→ **WHAT TO WORK ON**:
Each entry must be given again exactly; images do not belong in the copy.

━━━━━━━━

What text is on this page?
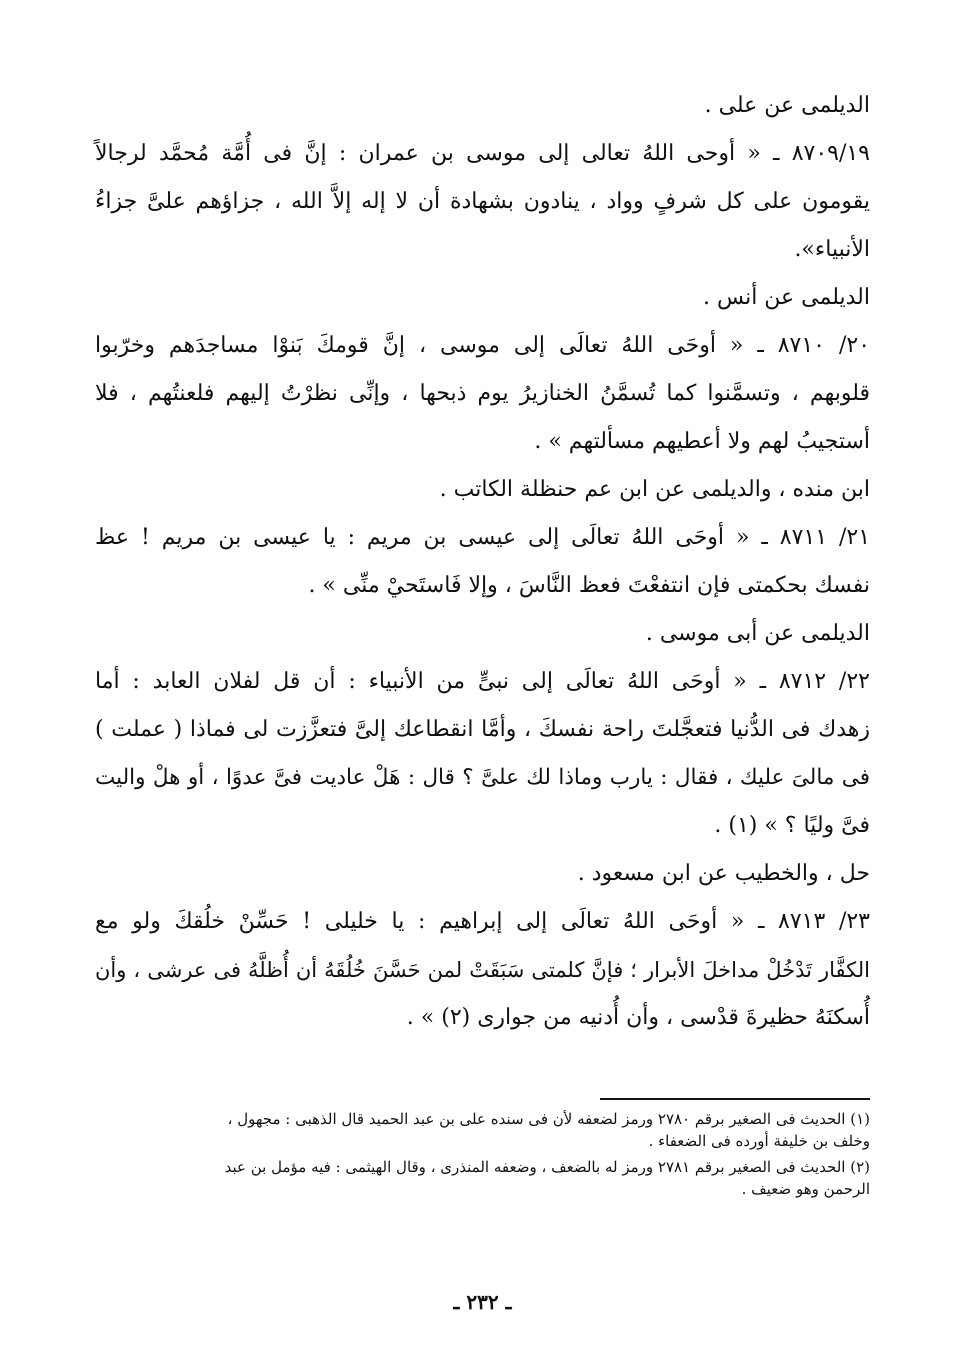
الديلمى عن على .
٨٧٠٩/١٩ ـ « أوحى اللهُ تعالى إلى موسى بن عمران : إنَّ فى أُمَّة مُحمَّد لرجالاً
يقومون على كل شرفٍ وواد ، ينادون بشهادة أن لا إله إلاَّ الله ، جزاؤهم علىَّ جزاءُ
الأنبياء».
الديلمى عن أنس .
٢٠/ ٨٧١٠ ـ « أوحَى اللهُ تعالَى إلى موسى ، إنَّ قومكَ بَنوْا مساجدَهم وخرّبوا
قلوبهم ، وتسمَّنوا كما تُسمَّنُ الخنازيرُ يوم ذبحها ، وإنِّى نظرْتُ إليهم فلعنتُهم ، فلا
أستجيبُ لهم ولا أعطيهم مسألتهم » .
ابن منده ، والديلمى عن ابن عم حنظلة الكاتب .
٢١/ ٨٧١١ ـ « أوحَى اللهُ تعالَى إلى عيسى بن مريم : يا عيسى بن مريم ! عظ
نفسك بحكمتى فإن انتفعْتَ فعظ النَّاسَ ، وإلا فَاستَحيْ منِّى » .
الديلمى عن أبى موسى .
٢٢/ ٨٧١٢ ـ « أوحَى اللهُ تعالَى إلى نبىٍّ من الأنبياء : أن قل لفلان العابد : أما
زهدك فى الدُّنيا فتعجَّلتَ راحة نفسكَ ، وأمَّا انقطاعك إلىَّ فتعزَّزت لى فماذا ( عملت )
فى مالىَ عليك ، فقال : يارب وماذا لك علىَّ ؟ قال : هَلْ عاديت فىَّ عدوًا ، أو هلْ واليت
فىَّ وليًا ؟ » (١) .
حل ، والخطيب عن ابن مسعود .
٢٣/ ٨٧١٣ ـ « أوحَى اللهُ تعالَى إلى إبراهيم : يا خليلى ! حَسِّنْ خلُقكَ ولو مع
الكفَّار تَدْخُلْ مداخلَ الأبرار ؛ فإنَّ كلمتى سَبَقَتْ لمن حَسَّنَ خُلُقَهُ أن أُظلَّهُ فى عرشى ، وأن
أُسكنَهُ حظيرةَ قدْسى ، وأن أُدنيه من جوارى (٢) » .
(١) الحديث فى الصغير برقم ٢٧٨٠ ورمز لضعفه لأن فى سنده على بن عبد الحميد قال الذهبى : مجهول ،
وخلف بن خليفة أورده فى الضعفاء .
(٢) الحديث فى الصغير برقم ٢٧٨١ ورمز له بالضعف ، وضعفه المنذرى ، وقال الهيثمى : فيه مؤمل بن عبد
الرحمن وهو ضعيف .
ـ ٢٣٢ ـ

━━━━━━━━

→ **THE COMPLETED TASK**:
What text is on this page?
الديلمى عن على .
٨٧٠٩/١٩ ـ « أوحى اللهُ تعالى إلى موسى بن عمران : إنَّ فى أُمَّة مُحمَّد لرجالاً
يقومون على كل شرفٍ وواد ، ينادون بشهادة أن لا إله إلاَّ الله ، جزاؤهم علىَّ جزاءُ
الأنبياء».
الديلمى عن أنس .
٢٠/ ٨٧١٠ ـ « أوحَى اللهُ تعالَى إلى موسى ، إنَّ قومكَ بَنوْا مساجدَهم وخرّبوا
قلوبهم ، وتسمَّنوا كما تُسمَّنُ الخنازيرُ يوم ذبحها ، وإنِّى نظرْتُ إليهم فلعنتُهم ، فلا
أستجيبُ لهم ولا أعطيهم مسألتهم » .
ابن منده ، والديلمى عن ابن عم حنظلة الكاتب .
٢١/ ٨٧١١ ـ « أوحَى اللهُ تعالَى إلى عيسى بن مريم : يا عيسى بن مريم ! عظ
نفسك بحكمتى فإن انتفعْتَ فعظ النَّاسَ ، وإلا فَاستَحيْ منِّى » .
الديلمى عن أبى موسى .
٢٢/ ٨٧١٢ ـ « أوحَى اللهُ تعالَى إلى نبىٍّ من الأنبياء : أن قل لفلان العابد : أما
زهدك فى الدُّنيا فتعجَّلتَ راحة نفسكَ ، وأمَّا انقطاعك إلىَّ فتعزَّزت لى فماذا ( عملت )
فى مالىَ عليك ، فقال : يارب وماذا لك علىَّ ؟ قال : هَلْ عاديت فىَّ عدوًا ، أو هلْ واليت
فىَّ وليًا ؟ » (١) .
حل ، والخطيب عن ابن مسعود .
٢٣/ ٨٧١٣ ـ « أوحَى اللهُ تعالَى إلى إبراهيم : يا خليلى ! حَسِّنْ خلُقكَ ولو مع
الكفَّار تَدْخُلْ مداخلَ الأبرار ؛ فإنَّ كلمتى سَبَقَتْ لمن حَسَّنَ خُلُقَهُ أن أُظلَّهُ فى عرشى ، وأن
أُسكنَهُ حظيرةَ قدْسى ، وأن أُدنيه من جوارى (٢) » .
(١) الحديث فى الصغير برقم ٢٧٨٠ ورمز لضعفه لأن فى سنده على بن عبد الحميد قال الذهبى : مجهول ،
وخلف بن خليفة أورده فى الضعفاء .
(٢) الحديث فى الصغير برقم ٢٧٨١ ورمز له بالضعف ، وضعفه المنذرى ، وقال الهيثمى : فيه مؤمل بن عبد
الرحمن وهو ضعيف .
ـ ٢٣٢ ـ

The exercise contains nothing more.